→ **Prompt**:
Repeat the material exactly, leaving nothing out.
::: Material to process
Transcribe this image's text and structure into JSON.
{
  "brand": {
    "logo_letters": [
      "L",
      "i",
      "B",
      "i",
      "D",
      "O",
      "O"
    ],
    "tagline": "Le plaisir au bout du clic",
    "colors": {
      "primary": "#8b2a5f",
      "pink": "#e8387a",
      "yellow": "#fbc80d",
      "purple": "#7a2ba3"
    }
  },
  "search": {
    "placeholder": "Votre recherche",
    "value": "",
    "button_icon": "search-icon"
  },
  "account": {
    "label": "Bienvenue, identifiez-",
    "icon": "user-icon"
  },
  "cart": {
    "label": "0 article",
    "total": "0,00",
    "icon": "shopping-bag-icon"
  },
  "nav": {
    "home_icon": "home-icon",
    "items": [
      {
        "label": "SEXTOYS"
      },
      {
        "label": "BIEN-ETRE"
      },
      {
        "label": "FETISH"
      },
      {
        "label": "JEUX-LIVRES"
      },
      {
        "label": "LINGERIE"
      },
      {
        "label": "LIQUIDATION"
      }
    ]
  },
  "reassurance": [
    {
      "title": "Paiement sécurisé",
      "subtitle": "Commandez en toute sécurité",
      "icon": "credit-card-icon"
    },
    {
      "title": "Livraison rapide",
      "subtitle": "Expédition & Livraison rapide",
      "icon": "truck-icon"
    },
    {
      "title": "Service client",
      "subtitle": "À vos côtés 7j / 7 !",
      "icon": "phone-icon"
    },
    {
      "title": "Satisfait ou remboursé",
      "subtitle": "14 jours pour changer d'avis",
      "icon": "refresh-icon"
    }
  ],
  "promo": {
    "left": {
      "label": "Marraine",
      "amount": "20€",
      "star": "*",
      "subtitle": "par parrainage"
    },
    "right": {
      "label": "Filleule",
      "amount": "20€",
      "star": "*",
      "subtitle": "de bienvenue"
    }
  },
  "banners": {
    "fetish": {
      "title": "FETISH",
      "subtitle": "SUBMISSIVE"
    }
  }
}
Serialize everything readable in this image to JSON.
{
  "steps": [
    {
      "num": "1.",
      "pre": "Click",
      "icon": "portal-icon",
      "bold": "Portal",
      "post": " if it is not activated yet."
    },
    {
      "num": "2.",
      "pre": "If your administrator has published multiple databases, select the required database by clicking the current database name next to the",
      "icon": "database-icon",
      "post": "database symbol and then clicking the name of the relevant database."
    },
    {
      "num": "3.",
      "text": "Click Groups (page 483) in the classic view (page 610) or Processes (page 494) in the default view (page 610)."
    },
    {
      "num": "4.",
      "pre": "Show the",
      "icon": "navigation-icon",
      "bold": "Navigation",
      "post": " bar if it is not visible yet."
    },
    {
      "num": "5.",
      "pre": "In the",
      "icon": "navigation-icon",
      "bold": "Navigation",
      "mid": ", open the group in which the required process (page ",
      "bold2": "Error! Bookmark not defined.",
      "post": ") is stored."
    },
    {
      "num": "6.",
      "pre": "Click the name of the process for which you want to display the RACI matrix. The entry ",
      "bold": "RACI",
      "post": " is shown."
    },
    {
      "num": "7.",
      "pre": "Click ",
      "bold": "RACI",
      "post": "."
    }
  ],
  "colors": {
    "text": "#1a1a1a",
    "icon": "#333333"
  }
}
::::::
→ **Exercise solution**:
Transcribe this image's text and structure into JSON.
{
  "brand": {
    "logo_letters": [
      "L",
      "i",
      "B",
      "i",
      "D",
      "O",
      "O"
    ],
    "tagline": "Le plaisir au bout du clic",
    "colors": {
      "primary": "#8b2a5f",
      "pink": "#e8387a",
      "yellow": "#fbc80d",
      "purple": "#7a2ba3"
    }
  },
  "search": {
    "placeholder": "Votre recherche",
    "value": "",
    "button_icon": "search-icon"
  },
  "account": {
    "label": "Bienvenue, identifiez-",
    "icon": "user-icon"
  },
  "cart": {
    "label": "0 article",
    "total": "0,00",
    "icon": "shopping-bag-icon"
  },
  "nav": {
    "home_icon": "home-icon",
    "items": [
      {
        "label": "SEXTOYS"
      },
      {
        "label": "BIEN-ETRE"
      },
      {
        "label": "FETISH"
      },
      {
        "label": "JEUX-LIVRES"
      },
      {
        "label": "LINGERIE"
      },
      {
        "label": "LIQUIDATION"
      }
    ]
  },
  "reassurance": [
    {
      "title": "Paiement sécurisé",
      "subtitle": "Commandez en toute sécurité",
      "icon": "credit-card-icon"
    },
    {
      "title": "Livraison rapide",
      "subtitle": "Expédition & Livraison rapide",
      "icon": "truck-icon"
    },
    {
      "title": "Service client",
      "subtitle": "À vos côtés 7j / 7 !",
      "icon": "phone-icon"
    },
    {
      "title": "Satisfait ou remboursé",
      "subtitle": "14 jours pour changer d'avis",
      "icon": "refresh-icon"
    }
  ],
  "promo": {
    "left": {
      "label": "Marraine",
      "amount": "20€",
      "star": "*",
      "subtitle": "par parrainage"
    },
    "right": {
      "label": "Filleule",
      "amount": "20€",
      "star": "*",
      "subtitle": "de bienvenue"
    }
  },
  "banners": {
    "fetish": {
      "title": "FETISH",
      "subtitle": "SUBMISSIVE"
    }
  }
}
Serialize everything readable in this image to JSON.
{
  "steps": [
    {
      "num": "1.",
      "pre": "Click",
      "icon": "portal-icon",
      "bold": "Portal",
      "post": " if it is not activated yet."
    },
    {
      "num": "2.",
      "pre": "If your administrator has published multiple databases, select the required database by clicking the current database name next to the",
      "icon": "database-icon",
      "post": "database symbol and then clicking the name of the relevant database."
    },
    {
      "num": "3.",
      "text": "Click Groups (page 483) in the classic view (page 610) or Processes (page 494) in the default view (page 610)."
    },
    {
      "num": "4.",
      "pre": "Show the",
      "icon": "navigation-icon",
      "bold": "Navigation",
      "post": " bar if it is not visible yet."
    },
    {
      "num": "5.",
      "pre": "In the",
      "icon": "navigation-icon",
      "bold": "Navigation",
      "mid": ", open the group in which the required process (page ",
      "bold2": "Error! Bookmark not defined.",
      "post": ") is stored."
    },
    {
      "num": "6.",
      "pre": "Click the name of the process for which you want to display the RACI matrix. The entry ",
      "bold": "RACI",
      "post": " is shown."
    },
    {
      "num": "7.",
      "pre": "Click ",
      "bold": "RACI",
      "post": "."
    }
  ],
  "colors": {
    "text": "#1a1a1a",
    "icon": "#333333"
  }
}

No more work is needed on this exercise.